#### EXTRACT PROVIDED ####

Fragments¶
Terms¶
- Fragment
The on-disk unit that packages rows of
vertices/<chunk>for indexing. Each fragment is one entry in the chunk’s fragment-index blob and is either a contiguous range of rows or an explicit list of row indices. See Fragment-index arrays for the byte layout.- Fragment address
The pair
(chunk_coords, fragment_index)that uniquely identifies a fragment in one level of a store. Chunk coordinates are a D-tuple (not a flat ravel), andfragment_indexis chunk-local — it indexes the chunk’svertex_fragments/<chunk_coords>blob only.- Primary fragment
The first fragment of an object in traversal order (for sequential types) or the fragment containing the root vertex (for tree types). Useful for preview rendering; no longer the only addressable entry in
object_index/.- Object fragment list
The ordered list of fragment addresses belonging to one object. Encoded as the per-object manifest in
object_index/data(see Object manifest).
Introduction¶
Fragments are the bridge between the chunk-level I/O of Zarr and the bin-level spatial queries of ZVF. A small binary fragment index sits alongside each chunk’s vertex payload, naming the row ranges that belong to each fragment.
At level 0 with the default writer, fragments line up with bins
one-to-one: each non-empty bin emits exactly one range fragment.
The coarsening pipeline relaxes that correspondence — at coarsened
pyramid levels with LevelMetadata.shared_fragments=True a single
fragment may represent a metavertex referenced by several objects’
manifests, and the bin model is supplanted by the fragment as the
addressing primitive.
This page describes the level-0 write path (where fragments and bins align one-to-one), the fragment addressing scheme, the read path, and what changes at coarsened levels.
Technical reference¶
Fragment creation during write (level 0)¶
When a chunk is written, its vertices are first sorted into bin order; then one range fragment is emitted per non-empty bin:
def build_level0_fragments(positions, chunk_coord, chunk_shape, bin_shape):
"""Compute fragment list for one chunk's vertices."""

####

WRITTEN TASK A:
Quote the stretch from "At level 0 with" through "at coarsened levels." in the page on fragments, word for word.

#### ENTRIES SHOWN ####

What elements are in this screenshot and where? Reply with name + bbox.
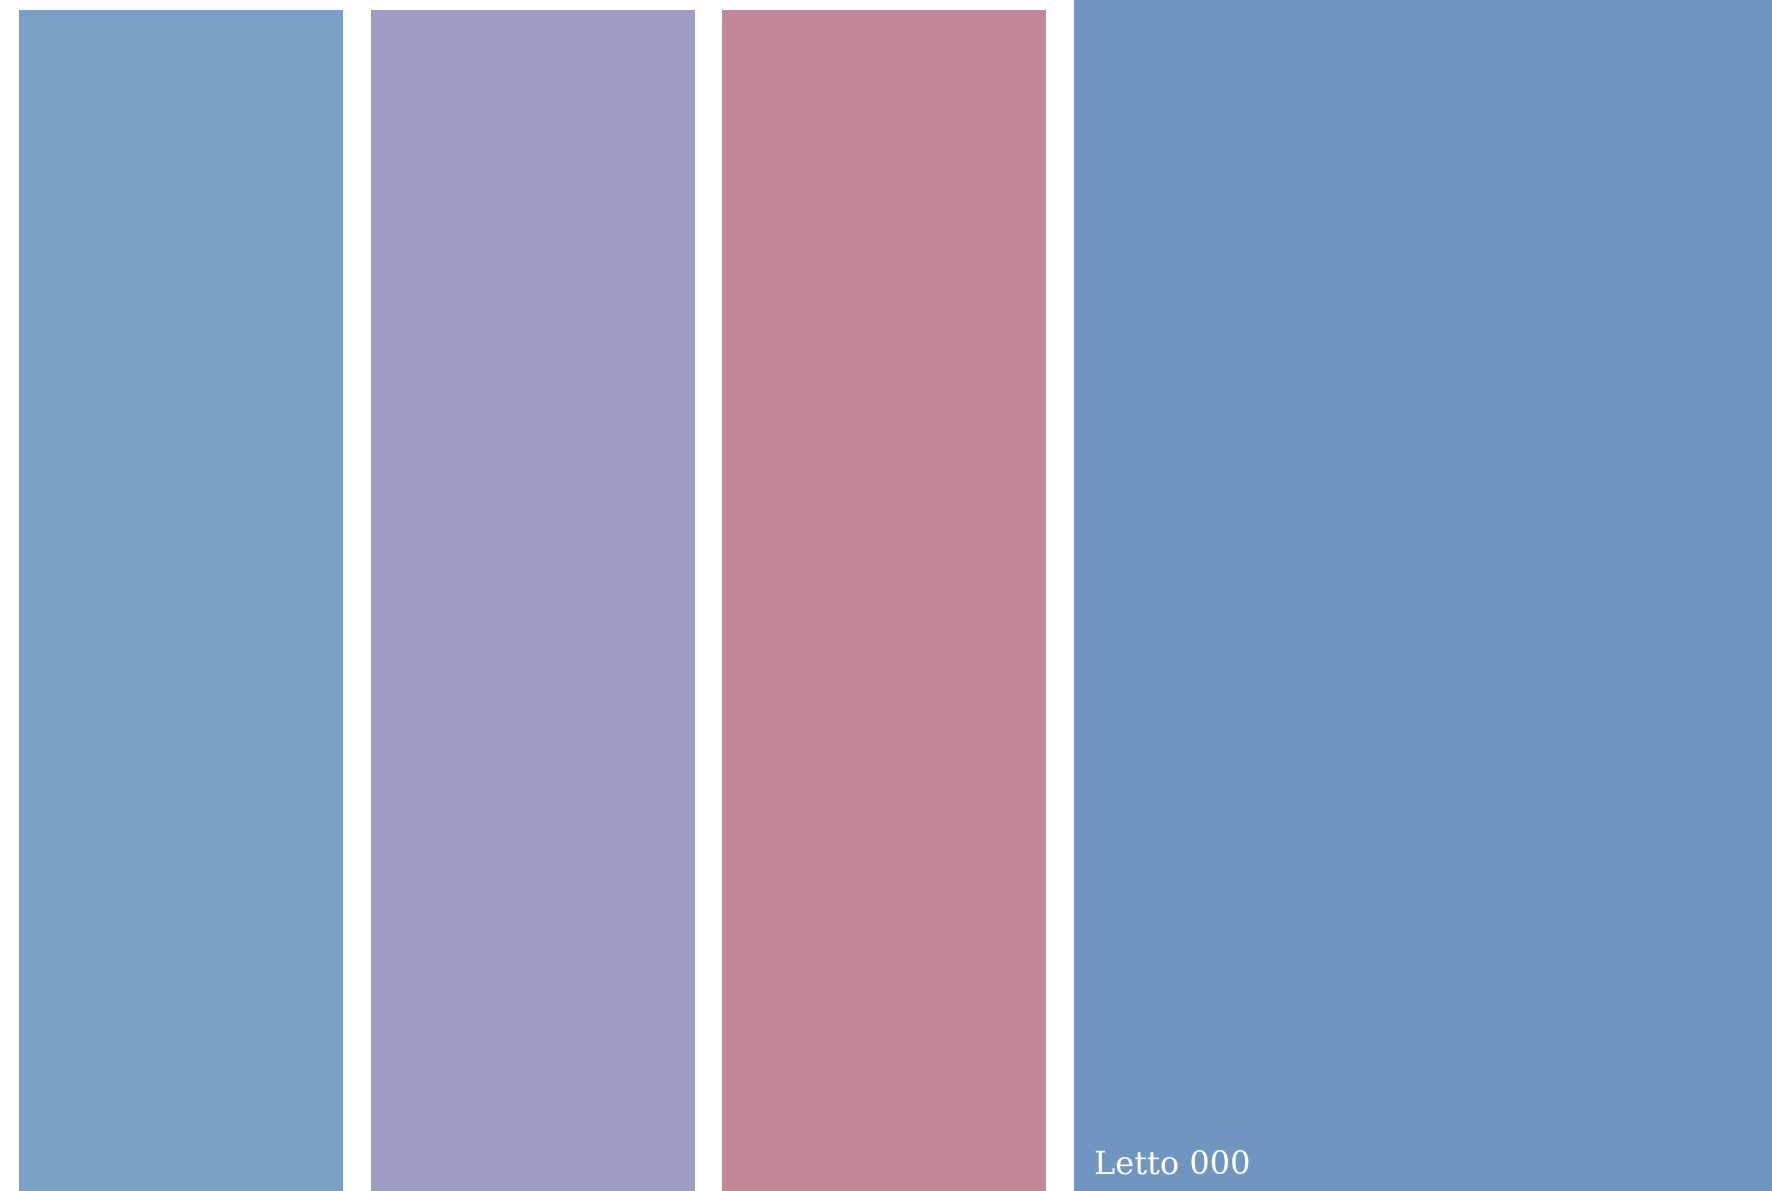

####
#### ENTRIES SHOWN ####

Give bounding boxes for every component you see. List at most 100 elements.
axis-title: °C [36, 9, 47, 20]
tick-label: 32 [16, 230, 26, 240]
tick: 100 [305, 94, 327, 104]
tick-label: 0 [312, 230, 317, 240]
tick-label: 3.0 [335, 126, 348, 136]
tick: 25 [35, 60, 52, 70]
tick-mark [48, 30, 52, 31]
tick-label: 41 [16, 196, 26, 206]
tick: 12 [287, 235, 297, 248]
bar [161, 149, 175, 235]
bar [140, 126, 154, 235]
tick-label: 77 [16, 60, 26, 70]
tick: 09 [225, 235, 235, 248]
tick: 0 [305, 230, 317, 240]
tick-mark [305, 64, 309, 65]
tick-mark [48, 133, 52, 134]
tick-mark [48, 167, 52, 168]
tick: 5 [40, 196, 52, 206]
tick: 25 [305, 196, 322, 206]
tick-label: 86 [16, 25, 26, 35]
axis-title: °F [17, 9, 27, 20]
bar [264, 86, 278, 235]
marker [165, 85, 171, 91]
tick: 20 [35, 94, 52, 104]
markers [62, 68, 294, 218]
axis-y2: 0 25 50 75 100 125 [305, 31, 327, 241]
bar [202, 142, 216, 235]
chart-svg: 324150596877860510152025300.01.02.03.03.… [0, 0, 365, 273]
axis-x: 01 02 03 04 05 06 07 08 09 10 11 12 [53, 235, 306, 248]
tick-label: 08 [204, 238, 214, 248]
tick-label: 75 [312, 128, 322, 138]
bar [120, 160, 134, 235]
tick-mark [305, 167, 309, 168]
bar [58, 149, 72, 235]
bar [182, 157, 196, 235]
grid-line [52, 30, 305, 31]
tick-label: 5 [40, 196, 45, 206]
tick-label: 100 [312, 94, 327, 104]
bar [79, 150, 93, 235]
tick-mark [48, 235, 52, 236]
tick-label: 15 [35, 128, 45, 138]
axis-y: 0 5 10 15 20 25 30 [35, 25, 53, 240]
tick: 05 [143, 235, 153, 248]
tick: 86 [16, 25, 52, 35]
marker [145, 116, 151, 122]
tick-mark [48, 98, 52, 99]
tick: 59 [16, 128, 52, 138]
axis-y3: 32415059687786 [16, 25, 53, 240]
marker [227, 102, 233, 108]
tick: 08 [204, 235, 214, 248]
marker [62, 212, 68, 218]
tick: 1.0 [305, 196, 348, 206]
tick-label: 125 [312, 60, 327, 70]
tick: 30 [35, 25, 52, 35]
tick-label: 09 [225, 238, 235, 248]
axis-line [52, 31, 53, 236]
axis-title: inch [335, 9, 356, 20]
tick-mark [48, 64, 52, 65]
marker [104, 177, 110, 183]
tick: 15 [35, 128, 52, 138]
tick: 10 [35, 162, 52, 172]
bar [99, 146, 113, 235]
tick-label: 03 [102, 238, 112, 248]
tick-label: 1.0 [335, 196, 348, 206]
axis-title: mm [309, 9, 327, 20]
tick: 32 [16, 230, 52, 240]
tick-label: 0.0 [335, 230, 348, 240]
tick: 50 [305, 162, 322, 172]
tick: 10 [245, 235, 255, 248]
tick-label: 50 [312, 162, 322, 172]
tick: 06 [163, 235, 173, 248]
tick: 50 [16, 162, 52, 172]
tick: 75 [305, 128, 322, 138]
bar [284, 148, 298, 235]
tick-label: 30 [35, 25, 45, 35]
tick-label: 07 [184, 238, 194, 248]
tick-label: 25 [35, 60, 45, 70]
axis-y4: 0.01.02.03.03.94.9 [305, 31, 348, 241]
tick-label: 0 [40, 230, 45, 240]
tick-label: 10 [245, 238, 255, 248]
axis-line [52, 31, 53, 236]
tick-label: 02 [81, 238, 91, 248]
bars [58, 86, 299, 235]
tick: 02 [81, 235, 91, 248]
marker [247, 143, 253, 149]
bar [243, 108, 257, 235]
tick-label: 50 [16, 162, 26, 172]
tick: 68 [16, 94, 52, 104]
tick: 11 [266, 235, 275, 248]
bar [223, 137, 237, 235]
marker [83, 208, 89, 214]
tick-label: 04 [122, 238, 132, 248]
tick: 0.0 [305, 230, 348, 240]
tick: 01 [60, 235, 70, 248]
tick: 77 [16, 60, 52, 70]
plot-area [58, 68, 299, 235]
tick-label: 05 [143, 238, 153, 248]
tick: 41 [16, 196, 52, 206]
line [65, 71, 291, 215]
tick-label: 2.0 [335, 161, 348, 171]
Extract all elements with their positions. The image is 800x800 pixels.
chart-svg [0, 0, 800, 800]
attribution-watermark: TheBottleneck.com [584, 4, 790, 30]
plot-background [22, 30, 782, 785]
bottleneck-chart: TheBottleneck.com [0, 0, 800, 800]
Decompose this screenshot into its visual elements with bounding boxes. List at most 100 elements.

####

WRITTEN TASK B:
Gather every line in the rows above that contains the string "most".

EXPECTED ANSWER A:
At level 0 with the default writer, fragments line up with bins
one-to-one: each non-empty bin emits exactly one range fragment.
The coarsening pipeline relaxes that correspondence — at coarsened
pyramid levels with LevelMetadata.shared_fragments=True a single
fragment may represent a metavertex referenced by several objects’
manifests, and the bin model is supplanted by the fragment as the
addressing primitive.
This page describes the level-0 write path (where fragments and bins align one-to-one), the fragment addressing scheme, the read path, and what changes at coarsened levels.

EXPECTED ANSWER B:
Give bounding boxes for every component you see. List at most 100 elements.
Decompose this screenshot into its visual elements with bounding boxes. List at most 100 elements.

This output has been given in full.